PROBLEM REQUIREMENTS: Return each line containing the string "乙方在服务期间".

(Records contained in a dataset)
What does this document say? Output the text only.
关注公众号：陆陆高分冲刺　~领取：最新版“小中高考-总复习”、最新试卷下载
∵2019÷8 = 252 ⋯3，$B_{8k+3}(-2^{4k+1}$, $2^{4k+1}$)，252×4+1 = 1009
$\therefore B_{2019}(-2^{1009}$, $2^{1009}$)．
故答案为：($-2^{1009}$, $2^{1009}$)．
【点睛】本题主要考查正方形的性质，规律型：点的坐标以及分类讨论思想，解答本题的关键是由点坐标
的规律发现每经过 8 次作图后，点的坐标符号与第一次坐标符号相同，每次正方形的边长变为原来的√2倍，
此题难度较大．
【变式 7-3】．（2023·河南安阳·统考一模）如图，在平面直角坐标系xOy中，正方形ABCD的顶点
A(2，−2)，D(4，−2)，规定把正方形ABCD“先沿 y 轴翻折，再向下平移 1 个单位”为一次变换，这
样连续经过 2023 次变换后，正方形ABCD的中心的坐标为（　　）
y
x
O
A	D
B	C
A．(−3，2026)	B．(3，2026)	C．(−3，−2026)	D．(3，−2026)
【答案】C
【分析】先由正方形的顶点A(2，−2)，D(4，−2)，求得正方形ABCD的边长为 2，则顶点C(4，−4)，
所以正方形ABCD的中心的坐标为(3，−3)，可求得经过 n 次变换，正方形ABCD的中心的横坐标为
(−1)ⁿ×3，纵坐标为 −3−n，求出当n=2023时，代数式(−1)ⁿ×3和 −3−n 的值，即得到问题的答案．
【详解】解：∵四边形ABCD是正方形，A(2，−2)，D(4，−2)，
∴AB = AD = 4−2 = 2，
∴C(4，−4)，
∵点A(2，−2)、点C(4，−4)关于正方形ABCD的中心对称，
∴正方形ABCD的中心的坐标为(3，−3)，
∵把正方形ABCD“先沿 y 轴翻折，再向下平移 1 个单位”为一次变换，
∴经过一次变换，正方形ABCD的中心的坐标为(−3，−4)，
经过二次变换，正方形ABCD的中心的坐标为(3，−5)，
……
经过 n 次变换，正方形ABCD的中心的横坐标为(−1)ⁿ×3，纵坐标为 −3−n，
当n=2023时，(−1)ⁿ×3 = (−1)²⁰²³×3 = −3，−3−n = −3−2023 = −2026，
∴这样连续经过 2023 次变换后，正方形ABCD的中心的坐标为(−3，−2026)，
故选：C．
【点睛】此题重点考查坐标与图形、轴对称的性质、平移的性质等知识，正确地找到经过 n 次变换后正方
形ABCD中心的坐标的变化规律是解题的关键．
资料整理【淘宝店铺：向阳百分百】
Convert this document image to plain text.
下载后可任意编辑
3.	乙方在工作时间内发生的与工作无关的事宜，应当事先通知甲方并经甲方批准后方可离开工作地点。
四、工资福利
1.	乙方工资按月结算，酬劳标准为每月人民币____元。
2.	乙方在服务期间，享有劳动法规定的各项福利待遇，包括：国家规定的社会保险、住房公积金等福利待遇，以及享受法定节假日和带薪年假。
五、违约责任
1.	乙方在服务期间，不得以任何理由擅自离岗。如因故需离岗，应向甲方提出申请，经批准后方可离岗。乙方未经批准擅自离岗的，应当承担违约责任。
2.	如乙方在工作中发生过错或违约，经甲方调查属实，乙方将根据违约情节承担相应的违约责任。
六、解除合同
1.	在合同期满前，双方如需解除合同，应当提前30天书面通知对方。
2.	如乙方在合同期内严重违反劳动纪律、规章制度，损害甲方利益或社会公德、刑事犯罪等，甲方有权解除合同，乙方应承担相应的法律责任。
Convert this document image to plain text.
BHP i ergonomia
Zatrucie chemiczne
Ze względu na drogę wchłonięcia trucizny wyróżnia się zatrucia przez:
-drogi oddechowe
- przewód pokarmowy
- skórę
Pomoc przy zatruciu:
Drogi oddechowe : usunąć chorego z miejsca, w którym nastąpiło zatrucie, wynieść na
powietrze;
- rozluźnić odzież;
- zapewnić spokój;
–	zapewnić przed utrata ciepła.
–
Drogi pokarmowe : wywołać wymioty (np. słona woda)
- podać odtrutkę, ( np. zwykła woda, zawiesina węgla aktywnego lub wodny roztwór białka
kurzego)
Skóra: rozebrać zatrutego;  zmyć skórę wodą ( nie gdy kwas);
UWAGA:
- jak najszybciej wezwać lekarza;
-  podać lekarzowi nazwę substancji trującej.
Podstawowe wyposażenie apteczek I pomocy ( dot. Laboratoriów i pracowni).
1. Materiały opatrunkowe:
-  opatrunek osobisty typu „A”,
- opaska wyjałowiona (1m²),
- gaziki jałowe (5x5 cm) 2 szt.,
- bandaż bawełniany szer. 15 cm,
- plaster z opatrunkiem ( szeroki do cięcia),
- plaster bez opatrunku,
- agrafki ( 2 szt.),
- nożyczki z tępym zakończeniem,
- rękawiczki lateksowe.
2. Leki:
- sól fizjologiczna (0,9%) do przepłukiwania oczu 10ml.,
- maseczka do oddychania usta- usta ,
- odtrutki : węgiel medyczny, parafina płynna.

TASK ANSWER:
2.	乙方在服务期间，享有劳动法规定的各项福利待遇，包括：国家规定的社会保险、住房公积金等福利待遇，以及享受法定节假日和带薪年假。
1.	乙方在服务期间，不得以任何理由擅自离岗。如因故需离岗，应向甲方提出申请，经批准后方可离岗。乙方未经批准擅自离岗的，应当承担违约责任。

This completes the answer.